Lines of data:
○ ○ ○ ○ ○ ○ ○

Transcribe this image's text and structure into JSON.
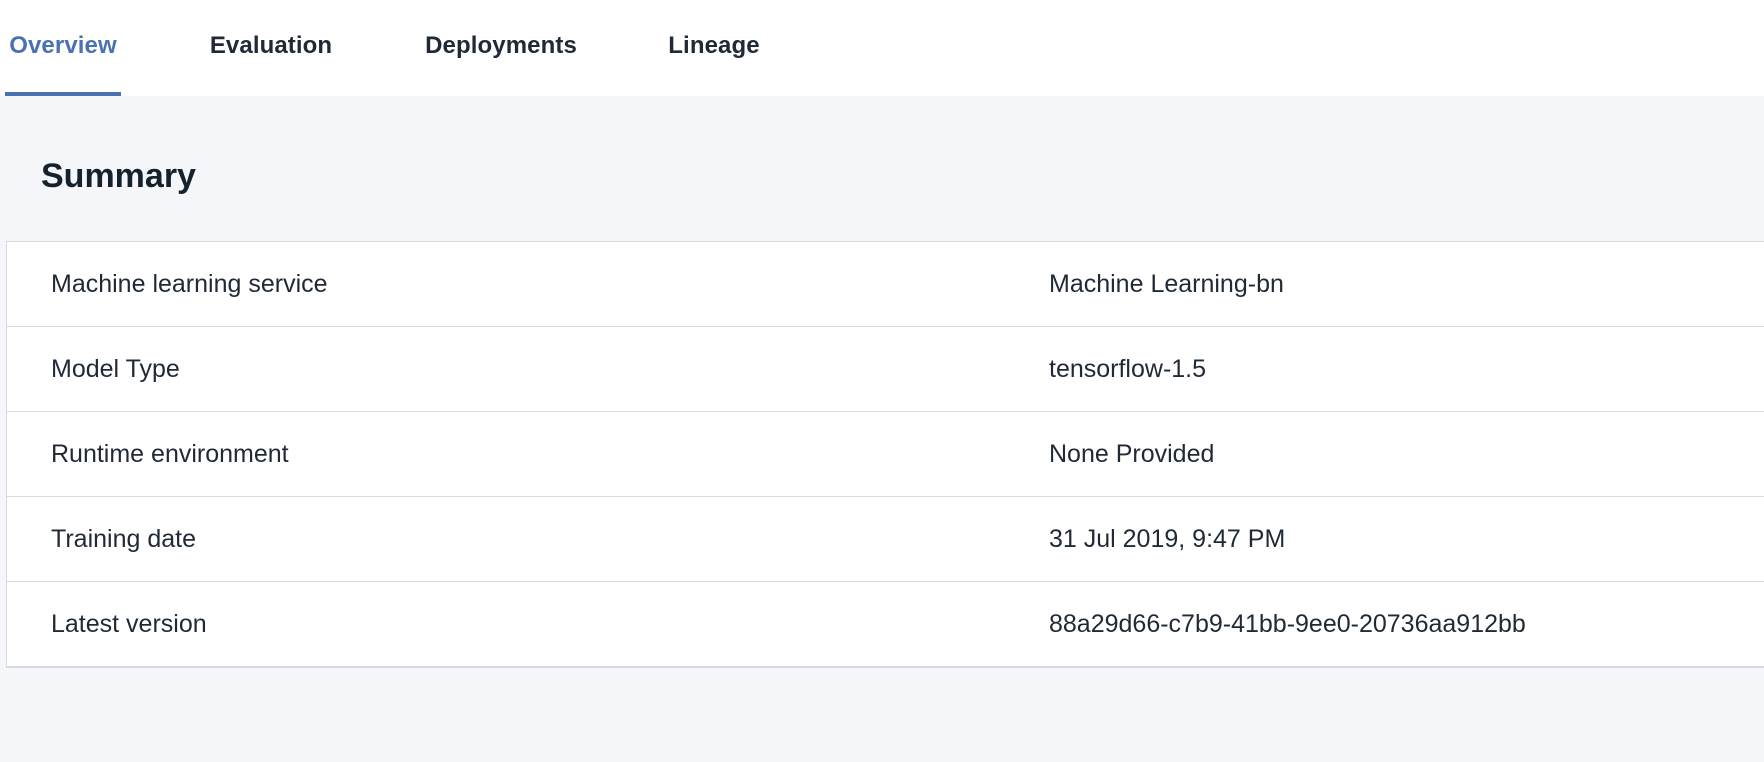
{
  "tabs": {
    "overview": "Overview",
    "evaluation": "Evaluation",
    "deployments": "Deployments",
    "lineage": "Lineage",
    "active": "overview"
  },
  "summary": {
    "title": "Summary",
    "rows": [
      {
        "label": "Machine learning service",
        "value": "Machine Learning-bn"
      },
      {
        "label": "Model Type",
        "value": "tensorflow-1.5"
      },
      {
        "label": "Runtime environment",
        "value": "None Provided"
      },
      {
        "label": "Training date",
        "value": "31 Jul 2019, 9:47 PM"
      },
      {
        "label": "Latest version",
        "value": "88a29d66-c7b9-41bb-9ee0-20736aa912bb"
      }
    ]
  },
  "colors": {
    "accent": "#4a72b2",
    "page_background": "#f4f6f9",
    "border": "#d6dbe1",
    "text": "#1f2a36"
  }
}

○ ○ ○ ○ ○ ○ ○

Reproduce the records verbatim, omitting all images they contain.

* _EXERCISE RESULT_:
Transcribe this image's text and structure into JSON.
{
  "tabs": {
    "overview": "Overview",
    "evaluation": "Evaluation",
    "deployments": "Deployments",
    "lineage": "Lineage",
    "active": "overview"
  },
  "summary": {
    "title": "Summary",
    "rows": [
      {
        "label": "Machine learning service",
        "value": "Machine Learning-bn"
      },
      {
        "label": "Model Type",
        "value": "tensorflow-1.5"
      },
      {
        "label": "Runtime environment",
        "value": "None Provided"
      },
      {
        "label": "Training date",
        "value": "31 Jul 2019, 9:47 PM"
      },
      {
        "label": "Latest version",
        "value": "88a29d66-c7b9-41bb-9ee0-20736aa912bb"
      }
    ]
  },
  "colors": {
    "accent": "#4a72b2",
    "page_background": "#f4f6f9",
    "border": "#d6dbe1",
    "text": "#1f2a36"
  }
}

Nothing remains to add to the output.